Provided text.
Systemic, but not cardiomyocyte-restricted, deletion of IL-1α attenuates delayed cardiac remodeling after MI
LV remodeling and systolic function was evaluated by echography, performed at baseline and 6 weeks after permanent LAD occlusion. Twenty-one IL-1α WT and 22 IL-1α KO mice underwent surgery. Five animals (2 WT and 3 KO) died before the end of the observation period, and 6 mice without any evidence of MI (1WT and 5 KO) were excluded from the final analysis, which included n = 18 WT and n = 14 KO mice. Two sets of analyses were done, the first one including all the animals, the second one including only animals with an infarct size > 30%, evaluated by echocardiography (n = 14 WT and n = 12 KO). Indeed, it is currently recommended that MI size < 30% should be excluded because of the absence of significant LV remodeling16. The results of these two analyses are shown in Table 1 (two groups comparison using t test), and data in mice with infarct size > 30% are also depicted in Fig. 5 (Two Way ANOVA). The different echographic variables, as well as heart weight (HW) and the ratio of HW to tibia length (HW/TL), were not significantly different between WT and KO mice when comparing data from all mice. In contrast, in the presence of large infarcts, KO mice displayed significant reduction of LV remodeling, as indicated by less LV dilation (Fig. 5a,b) and interventricular septum thinning (Fig. 5c). Furthermore, KO mice had a tendency for better preservation indices of LV systolic function, including fractional shortening (Fig. 5d , p = 0.14 ANOVA, p = 0.05, t test) and ejection fraction (Fig. 5e , p = 0.07 ANOVA, p = 0.06, t test). The reduction of LV remodeling was further substantiated by the smaller heart weight and HW/TL ratio in KO mice (Fig. 5f). The same differences persisted (except from ejection fraction and fractional shortening) when only animals with infarct size > 40% LV were compared (Table 1).

Instructions.
1. According to the excerpt on IL-1α and cardiac remodeling, how many wild-type and knockout mice underwent surgery?
2. Write what comes next in the IL-1α cardiac remodeling excerpt, picking up after its final sentence.

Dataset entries
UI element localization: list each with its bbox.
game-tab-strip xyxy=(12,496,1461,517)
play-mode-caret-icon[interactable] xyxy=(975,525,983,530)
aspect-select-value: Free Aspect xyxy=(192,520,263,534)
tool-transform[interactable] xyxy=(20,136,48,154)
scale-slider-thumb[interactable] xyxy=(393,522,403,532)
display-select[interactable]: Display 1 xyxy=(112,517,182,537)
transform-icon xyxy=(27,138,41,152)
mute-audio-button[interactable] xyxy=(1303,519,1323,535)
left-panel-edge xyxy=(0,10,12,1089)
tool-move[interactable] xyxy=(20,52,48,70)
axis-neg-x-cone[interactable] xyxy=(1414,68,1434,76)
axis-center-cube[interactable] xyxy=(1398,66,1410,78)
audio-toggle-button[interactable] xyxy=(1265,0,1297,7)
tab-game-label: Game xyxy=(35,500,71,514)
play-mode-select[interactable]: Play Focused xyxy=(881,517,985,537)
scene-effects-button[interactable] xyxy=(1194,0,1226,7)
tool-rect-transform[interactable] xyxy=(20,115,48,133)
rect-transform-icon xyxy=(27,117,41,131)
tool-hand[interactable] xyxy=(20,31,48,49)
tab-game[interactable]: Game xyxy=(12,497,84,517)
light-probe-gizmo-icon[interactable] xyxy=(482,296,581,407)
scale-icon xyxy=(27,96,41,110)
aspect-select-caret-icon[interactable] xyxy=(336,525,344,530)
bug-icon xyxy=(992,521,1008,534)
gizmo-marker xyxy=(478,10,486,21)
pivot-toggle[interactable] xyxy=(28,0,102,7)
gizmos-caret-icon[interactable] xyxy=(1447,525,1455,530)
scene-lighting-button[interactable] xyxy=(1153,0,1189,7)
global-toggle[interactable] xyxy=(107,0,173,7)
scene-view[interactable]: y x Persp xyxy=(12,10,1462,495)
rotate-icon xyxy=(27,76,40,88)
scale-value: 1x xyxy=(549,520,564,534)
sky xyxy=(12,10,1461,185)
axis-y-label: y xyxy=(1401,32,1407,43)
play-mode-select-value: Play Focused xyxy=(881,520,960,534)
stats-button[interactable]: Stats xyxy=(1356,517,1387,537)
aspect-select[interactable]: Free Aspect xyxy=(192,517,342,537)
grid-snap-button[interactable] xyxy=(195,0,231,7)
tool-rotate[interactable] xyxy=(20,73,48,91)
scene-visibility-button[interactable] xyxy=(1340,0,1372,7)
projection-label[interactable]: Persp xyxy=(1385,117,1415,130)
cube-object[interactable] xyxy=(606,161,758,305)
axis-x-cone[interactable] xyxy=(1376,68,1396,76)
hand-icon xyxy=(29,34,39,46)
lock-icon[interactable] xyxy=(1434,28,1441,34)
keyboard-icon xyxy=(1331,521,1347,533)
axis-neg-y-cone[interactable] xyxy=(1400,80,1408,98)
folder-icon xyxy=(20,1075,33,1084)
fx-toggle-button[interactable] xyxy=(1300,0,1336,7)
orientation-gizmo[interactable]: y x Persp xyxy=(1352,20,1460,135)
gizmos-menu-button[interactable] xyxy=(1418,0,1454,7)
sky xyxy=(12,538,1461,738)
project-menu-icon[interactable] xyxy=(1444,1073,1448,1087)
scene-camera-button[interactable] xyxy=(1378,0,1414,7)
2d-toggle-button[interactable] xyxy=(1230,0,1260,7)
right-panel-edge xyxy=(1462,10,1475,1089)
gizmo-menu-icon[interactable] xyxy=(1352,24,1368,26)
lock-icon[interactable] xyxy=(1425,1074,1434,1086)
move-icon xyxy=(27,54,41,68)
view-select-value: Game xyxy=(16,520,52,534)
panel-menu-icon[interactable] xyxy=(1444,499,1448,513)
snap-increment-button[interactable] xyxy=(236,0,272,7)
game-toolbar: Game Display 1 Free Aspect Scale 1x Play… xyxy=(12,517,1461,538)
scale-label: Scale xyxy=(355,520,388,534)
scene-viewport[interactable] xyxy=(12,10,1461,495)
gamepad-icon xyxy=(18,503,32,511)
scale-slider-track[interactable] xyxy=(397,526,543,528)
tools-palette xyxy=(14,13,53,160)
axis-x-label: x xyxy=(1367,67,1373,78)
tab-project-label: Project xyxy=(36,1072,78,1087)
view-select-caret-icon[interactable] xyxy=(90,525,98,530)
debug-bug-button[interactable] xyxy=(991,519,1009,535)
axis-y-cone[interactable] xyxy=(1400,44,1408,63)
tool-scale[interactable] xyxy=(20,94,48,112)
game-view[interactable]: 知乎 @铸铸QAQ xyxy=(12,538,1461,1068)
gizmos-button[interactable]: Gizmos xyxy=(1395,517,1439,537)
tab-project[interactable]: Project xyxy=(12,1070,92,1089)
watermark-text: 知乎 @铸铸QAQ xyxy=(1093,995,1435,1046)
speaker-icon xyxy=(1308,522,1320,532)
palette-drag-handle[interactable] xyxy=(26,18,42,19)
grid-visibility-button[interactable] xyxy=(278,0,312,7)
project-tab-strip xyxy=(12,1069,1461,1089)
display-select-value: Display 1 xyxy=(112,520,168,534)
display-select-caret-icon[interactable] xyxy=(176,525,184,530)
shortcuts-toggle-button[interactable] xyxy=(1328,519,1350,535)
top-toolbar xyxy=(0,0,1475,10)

Answers.
1. Twenty-one IL-1α WT mice and 22 IL-1α KO mice.

2.
We then sought to determine whether comparable effects on cardiac remodeling would occur in mice with a conditional deletion of IL-1α in cardiomyocytes. The conditional deletion was verified by PCR for Il1a floxed allele in cardiac tissue obtained from vehicle or tamoxifen-treated αMHC-MerCreMer+/−/Il1aflox/flox mice (Fig. 6a). The experimental protocol for tamoxifen or vehicle injections, MI surgery and echocardiographic studies is depicted in Fig. 6b. In these experiments, echographic determination of MI size was not performed. Thus, we included all the animals in one single analysis. Increased LV diameter (Fig. 6c) and volume (Fig. 6d) comparably developed 28 days after MI in vehicle or tamoxifen-treated mice. Also, the depression of LVFS and LVEF (Fig. 6e,f), as well as the HW/TL ratio (Fig. 6g), were strictly comparable without any significant differences between the two groups of mice.
The main results of our study indicate that the systemic deficiency of IL-1α reduces early myocardial inflammation and expression of pro-fibrotic and hypertrophic genes, resulting in long-term improvement of LV remodeling after MI induced by permanent coronary artery ligation. In contrast, cardiomyocyte-restricted deletion of IL-1α does not prevent LV remodeling and systolic dysfunction after MI.
Global IL-1α deficiency was accompanied by a modulation of the acute inflammatory response following MI, as indicated by reduced expression of the il6 and Mpo genes, as well as reduced protein expression of IL-6 and MCP-1 in the myocardium. These effects were essentially observed at day 1 (mRNA levels) and day 1–3 (protein levels), which supports a key role of IL-1α in the hyperacute innate immune response triggered by myocardial necrosis17. It is particularly noticeable that IL-6 has been associated with increased morbidity and mortality after MI18, and that blocking IL-6 signaling with tocilizumab reduces systemic inflammation and myocardial injury at the acute phase of MI18,19. Reduced IL-6 expression in IL-1α KO mice therefore indicates that IL-1α is instrumental in triggering this major pathway of myocardial inflammation and damage after MI.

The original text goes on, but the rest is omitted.